Search the records for "鲧用壅堵之法" and copy each line that holds it.

## INPUT FOR THIS TASK
[start]

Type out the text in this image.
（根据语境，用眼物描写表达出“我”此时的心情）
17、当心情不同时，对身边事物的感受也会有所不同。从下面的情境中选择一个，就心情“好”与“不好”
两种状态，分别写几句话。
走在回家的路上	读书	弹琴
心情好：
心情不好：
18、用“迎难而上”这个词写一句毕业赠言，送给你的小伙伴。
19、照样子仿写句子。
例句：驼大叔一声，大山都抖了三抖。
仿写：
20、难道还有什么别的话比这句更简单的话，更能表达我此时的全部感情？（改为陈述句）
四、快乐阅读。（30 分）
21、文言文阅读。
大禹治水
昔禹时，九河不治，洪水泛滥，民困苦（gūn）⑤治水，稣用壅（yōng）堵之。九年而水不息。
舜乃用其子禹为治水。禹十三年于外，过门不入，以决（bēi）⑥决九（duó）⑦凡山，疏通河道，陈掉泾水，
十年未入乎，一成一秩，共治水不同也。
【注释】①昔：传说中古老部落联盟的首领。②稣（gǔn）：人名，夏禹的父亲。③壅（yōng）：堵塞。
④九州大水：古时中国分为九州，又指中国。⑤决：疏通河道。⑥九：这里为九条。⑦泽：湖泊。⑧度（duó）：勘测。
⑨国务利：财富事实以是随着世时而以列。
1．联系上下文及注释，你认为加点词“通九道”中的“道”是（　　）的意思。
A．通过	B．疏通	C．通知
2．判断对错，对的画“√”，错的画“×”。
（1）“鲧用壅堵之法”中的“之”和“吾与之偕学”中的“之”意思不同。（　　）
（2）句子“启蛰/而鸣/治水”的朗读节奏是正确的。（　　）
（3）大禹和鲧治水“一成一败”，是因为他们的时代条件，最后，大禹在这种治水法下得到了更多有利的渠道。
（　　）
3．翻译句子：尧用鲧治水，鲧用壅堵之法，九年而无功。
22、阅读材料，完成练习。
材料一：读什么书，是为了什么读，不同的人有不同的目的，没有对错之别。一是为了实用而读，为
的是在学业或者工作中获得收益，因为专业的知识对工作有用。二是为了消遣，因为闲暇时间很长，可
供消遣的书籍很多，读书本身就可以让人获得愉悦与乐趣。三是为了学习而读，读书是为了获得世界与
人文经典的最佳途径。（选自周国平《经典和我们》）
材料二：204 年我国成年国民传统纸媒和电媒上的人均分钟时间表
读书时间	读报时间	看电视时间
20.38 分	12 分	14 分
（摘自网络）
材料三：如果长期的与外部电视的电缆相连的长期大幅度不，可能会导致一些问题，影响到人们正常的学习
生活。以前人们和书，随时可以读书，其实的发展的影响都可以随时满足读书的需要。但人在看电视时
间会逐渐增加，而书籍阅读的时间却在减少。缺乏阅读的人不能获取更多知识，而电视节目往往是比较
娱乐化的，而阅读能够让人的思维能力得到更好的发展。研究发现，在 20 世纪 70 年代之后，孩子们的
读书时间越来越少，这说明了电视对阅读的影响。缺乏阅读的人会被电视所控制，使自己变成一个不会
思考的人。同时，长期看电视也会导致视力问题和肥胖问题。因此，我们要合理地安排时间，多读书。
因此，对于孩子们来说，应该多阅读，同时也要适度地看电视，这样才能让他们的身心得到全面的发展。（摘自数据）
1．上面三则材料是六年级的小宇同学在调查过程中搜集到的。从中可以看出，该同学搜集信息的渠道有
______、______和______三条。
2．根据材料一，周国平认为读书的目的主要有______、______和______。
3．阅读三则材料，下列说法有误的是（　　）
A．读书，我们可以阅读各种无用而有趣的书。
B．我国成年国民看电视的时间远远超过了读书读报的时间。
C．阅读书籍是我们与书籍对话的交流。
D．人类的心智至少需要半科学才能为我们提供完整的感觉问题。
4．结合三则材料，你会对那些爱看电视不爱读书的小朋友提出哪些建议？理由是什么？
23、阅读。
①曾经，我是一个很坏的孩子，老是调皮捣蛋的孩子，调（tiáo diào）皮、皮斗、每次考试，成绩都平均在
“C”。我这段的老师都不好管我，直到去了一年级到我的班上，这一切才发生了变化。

[end]

## ANSWER TO THE EXERCISE
（1）“鲧用壅堵之法”中的“之”和“吾与之偕学”中的“之”意思不同。（　　）
3．翻译句子：尧用鲧治水，鲧用壅堵之法，九年而无功。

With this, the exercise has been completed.